***** INFORMATION SUPPLIED *****

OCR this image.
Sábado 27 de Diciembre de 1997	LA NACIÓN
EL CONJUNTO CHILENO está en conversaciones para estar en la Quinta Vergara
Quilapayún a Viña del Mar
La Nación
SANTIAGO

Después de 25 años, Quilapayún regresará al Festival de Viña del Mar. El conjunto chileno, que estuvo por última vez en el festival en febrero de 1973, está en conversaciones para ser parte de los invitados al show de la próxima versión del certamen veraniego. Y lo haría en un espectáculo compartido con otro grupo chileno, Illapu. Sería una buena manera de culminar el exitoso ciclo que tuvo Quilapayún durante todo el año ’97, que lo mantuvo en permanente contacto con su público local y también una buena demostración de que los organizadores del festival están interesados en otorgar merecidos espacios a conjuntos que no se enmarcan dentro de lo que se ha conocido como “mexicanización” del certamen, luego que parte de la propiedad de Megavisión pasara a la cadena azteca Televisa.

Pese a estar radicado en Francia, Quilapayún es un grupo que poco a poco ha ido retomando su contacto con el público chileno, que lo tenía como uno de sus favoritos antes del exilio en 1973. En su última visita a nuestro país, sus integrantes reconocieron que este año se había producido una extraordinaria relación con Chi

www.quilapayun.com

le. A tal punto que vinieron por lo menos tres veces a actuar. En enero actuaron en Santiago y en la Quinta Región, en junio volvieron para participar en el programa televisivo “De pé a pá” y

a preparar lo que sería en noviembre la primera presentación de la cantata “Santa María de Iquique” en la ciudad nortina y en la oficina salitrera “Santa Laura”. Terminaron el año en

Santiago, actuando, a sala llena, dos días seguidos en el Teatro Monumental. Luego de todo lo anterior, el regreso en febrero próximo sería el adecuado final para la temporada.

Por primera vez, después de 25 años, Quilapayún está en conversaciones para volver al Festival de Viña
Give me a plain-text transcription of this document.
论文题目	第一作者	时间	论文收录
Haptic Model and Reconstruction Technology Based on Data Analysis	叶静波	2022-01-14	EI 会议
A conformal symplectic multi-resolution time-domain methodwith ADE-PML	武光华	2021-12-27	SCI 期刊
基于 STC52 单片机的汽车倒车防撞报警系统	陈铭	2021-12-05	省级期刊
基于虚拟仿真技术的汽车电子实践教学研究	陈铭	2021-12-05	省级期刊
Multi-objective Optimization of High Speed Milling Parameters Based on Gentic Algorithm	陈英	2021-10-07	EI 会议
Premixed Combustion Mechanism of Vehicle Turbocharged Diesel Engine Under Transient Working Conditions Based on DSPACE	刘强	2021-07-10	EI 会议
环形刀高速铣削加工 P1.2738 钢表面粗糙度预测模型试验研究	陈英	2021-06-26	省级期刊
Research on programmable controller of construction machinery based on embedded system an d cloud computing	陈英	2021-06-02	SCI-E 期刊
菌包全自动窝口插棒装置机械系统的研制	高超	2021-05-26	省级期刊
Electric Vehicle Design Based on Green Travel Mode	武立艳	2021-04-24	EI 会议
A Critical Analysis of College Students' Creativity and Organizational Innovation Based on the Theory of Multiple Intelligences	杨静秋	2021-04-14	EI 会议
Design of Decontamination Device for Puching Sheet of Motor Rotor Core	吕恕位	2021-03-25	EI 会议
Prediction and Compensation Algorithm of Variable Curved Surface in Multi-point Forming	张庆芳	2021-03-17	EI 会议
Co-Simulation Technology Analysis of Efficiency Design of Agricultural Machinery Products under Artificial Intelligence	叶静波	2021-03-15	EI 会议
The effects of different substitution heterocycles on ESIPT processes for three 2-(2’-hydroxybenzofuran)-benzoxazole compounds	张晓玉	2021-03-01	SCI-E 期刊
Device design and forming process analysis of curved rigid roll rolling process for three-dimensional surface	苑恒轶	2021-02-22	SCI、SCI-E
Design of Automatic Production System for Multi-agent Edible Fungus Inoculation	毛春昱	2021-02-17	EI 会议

*****

Type out the entries again, word for word.

● WRITTEN RESPONSE:
OCR this image.
Sábado 27 de Diciembre de 1997	LA NACIÓN
EL CONJUNTO CHILENO está en conversaciones para estar en la Quinta Vergara
Quilapayún a Viña del Mar
La Nación
SANTIAGO

Después de 25 años, Quilapayún regresará al Festival de Viña del Mar. El conjunto chileno, que estuvo por última vez en el festival en febrero de 1973, está en conversaciones para ser parte de los invitados al show de la próxima versión del certamen veraniego. Y lo haría en un espectáculo compartido con otro grupo chileno, Illapu. Sería una buena manera de culminar el exitoso ciclo que tuvo Quilapayún durante todo el año ’97, que lo mantuvo en permanente contacto con su público local y también una buena demostración de que los organizadores del festival están interesados en otorgar merecidos espacios a conjuntos que no se enmarcan dentro de lo que se ha conocido como “mexicanización” del certamen, luego que parte de la propiedad de Megavisión pasara a la cadena azteca Televisa.

Pese a estar radicado en Francia, Quilapayún es un grupo que poco a poco ha ido retomando su contacto con el público chileno, que lo tenía como uno de sus favoritos antes del exilio en 1973. En su última visita a nuestro país, sus integrantes reconocieron que este año se había producido una extraordinaria relación con Chi

www.quilapayun.com

le. A tal punto que vinieron por lo menos tres veces a actuar. En enero actuaron en Santiago y en la Quinta Región, en junio volvieron para participar en el programa televisivo “De pé a pá” y

a preparar lo que sería en noviembre la primera presentación de la cantata “Santa María de Iquique” en la ciudad nortina y en la oficina salitrera “Santa Laura”. Terminaron el año en

Santiago, actuando, a sala llena, dos días seguidos en el Teatro Monumental. Luego de todo lo anterior, el regreso en febrero próximo sería el adecuado final para la temporada.

Por primera vez, después de 25 años, Quilapayún está en conversaciones para volver al Festival de Viña
Give me a plain-text transcription of this document.
论文题目	第一作者	时间	论文收录
Haptic Model and Reconstruction Technology Based on Data Analysis	叶静波	2022-01-14	EI 会议
A conformal symplectic multi-resolution time-domain methodwith ADE-PML	武光华	2021-12-27	SCI 期刊
基于 STC52 单片机的汽车倒车防撞报警系统	陈铭	2021-12-05	省级期刊
基于虚拟仿真技术的汽车电子实践教学研究	陈铭	2021-12-05	省级期刊
Multi-objective Optimization of High Speed Milling Parameters Based on Gentic Algorithm	陈英	2021-10-07	EI 会议
Premixed Combustion Mechanism of Vehicle Turbocharged Diesel Engine Under Transient Working Conditions Based on DSPACE	刘强	2021-07-10	EI 会议
环形刀高速铣削加工 P1.2738 钢表面粗糙度预测模型试验研究	陈英	2021-06-26	省级期刊
Research on programmable controller of construction machinery based on embedded system an d cloud computing	陈英	2021-06-02	SCI-E 期刊
菌包全自动窝口插棒装置机械系统的研制	高超	2021-05-26	省级期刊
Electric Vehicle Design Based on Green Travel Mode	武立艳	2021-04-24	EI 会议
A Critical Analysis of College Students' Creativity and Organizational Innovation Based on the Theory of Multiple Intelligences	杨静秋	2021-04-14	EI 会议
Design of Decontamination Device for Puching Sheet of Motor Rotor Core	吕恕位	2021-03-25	EI 会议
Prediction and Compensation Algorithm of Variable Curved Surface in Multi-point Forming	张庆芳	2021-03-17	EI 会议
Co-Simulation Technology Analysis of Efficiency Design of Agricultural Machinery Products under Artificial Intelligence	叶静波	2021-03-15	EI 会议
The effects of different substitution heterocycles on ESIPT processes for three 2-(2’-hydroxybenzofuran)-benzoxazole compounds	张晓玉	2021-03-01	SCI-E 期刊
Device design and forming process analysis of curved rigid roll rolling process for three-dimensional surface	苑恒轶	2021-02-22	SCI、SCI-E
Design of Automatic Production System for Multi-agent Edible Fungus Inoculation	毛春昱	2021-02-17	EI 会议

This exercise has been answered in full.